▶ [DATA ENTRIES]:
====
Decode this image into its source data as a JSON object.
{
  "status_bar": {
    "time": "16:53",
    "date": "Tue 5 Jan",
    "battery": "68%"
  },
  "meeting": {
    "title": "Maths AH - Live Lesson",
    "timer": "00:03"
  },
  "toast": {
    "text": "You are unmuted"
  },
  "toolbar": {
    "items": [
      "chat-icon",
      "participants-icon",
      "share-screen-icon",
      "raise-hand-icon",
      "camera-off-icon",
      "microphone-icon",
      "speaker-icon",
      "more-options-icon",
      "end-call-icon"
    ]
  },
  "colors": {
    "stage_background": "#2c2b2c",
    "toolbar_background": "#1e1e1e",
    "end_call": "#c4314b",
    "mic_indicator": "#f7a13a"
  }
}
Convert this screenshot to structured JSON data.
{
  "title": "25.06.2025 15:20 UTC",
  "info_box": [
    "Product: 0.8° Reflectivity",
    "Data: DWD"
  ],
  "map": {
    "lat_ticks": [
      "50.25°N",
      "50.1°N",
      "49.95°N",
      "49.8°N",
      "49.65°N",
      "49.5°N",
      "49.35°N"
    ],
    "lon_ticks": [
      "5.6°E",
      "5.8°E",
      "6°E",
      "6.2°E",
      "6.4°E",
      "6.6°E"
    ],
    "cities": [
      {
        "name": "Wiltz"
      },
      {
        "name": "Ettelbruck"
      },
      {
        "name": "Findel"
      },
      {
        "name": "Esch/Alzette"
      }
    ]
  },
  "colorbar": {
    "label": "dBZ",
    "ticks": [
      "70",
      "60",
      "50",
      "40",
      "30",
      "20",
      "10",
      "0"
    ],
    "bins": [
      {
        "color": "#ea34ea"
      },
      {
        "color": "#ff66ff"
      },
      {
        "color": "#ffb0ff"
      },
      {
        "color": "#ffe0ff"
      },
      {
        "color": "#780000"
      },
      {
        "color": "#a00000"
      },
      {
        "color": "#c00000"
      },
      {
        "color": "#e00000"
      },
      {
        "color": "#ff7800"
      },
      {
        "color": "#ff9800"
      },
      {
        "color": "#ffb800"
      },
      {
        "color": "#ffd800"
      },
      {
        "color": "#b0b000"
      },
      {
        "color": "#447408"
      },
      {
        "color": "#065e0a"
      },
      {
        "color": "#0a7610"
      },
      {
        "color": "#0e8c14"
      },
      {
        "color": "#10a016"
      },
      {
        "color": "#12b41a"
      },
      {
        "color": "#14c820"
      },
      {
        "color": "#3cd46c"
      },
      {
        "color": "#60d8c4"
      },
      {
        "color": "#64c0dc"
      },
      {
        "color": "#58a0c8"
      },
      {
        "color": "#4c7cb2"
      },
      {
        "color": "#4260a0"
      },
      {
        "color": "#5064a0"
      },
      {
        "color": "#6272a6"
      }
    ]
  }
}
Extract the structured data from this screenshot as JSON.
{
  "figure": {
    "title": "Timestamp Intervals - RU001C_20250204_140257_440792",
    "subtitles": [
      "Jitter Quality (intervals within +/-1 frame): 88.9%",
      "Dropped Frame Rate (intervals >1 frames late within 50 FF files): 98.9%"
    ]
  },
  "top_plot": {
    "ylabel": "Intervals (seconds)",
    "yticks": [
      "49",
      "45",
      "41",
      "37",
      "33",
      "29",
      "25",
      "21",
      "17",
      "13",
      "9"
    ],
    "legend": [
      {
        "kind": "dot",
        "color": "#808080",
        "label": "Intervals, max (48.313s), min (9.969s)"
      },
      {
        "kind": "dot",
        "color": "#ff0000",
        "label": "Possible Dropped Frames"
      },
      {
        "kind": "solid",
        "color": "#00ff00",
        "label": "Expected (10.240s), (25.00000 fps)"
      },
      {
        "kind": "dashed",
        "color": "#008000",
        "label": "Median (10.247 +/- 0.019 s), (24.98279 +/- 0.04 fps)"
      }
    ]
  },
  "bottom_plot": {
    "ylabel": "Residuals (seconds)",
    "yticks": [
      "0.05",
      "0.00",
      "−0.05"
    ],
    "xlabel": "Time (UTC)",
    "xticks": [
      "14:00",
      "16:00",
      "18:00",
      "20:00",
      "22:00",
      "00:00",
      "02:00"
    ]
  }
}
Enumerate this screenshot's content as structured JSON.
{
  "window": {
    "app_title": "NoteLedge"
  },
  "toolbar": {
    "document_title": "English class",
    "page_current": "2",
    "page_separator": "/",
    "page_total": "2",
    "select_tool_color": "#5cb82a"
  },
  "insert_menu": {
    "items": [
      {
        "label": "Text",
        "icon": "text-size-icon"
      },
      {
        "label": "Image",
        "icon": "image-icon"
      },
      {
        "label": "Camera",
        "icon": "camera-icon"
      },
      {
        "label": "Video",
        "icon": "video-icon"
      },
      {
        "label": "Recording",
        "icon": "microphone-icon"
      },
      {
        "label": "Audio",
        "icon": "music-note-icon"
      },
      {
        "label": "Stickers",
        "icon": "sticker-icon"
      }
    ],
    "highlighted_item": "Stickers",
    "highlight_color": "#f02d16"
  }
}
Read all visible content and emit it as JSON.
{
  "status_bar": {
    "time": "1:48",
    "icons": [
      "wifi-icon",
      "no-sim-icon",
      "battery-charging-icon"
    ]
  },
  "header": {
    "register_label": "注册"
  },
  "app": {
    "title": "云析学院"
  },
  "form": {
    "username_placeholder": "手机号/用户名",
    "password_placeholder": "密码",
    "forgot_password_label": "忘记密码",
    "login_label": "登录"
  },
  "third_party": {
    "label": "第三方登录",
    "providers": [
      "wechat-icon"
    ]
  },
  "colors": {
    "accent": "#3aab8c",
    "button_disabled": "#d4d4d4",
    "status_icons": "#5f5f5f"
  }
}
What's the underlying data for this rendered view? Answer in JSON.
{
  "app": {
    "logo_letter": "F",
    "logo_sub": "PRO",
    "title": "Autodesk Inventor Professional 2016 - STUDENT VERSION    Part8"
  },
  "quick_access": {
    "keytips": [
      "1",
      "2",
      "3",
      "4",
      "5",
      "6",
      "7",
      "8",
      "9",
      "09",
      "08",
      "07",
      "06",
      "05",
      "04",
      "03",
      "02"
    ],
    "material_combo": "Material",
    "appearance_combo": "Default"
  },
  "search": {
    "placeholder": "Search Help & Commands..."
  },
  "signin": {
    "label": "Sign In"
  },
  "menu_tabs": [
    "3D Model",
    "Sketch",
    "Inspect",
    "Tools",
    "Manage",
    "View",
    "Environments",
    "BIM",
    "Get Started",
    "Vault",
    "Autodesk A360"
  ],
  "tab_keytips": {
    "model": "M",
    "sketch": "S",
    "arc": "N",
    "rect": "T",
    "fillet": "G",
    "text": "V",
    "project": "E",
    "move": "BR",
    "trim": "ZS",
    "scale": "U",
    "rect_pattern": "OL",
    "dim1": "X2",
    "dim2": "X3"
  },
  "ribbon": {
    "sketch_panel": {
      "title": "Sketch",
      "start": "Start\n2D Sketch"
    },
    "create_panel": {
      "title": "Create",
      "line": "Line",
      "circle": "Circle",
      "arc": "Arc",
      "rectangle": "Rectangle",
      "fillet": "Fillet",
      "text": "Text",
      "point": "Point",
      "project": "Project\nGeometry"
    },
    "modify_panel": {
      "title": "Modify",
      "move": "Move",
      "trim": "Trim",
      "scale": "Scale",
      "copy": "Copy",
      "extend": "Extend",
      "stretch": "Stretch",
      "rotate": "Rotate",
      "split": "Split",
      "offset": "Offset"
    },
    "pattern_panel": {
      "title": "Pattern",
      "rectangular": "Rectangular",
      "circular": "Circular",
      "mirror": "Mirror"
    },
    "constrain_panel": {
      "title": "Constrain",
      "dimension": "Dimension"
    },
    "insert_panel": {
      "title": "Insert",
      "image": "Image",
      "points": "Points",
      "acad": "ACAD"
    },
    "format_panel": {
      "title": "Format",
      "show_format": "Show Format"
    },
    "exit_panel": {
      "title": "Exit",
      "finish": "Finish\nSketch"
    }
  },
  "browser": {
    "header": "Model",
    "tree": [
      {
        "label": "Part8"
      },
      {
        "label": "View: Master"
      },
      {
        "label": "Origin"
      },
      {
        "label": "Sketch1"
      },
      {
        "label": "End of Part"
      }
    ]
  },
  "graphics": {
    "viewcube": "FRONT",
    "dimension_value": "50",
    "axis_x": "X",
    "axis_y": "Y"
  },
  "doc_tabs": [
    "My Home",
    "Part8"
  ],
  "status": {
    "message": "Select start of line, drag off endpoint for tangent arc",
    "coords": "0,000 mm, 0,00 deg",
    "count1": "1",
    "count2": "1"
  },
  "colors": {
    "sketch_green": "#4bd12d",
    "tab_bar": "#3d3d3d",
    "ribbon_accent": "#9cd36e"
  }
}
====
State the number of lines in the records that contain the string "Dropped", and nothing more.

2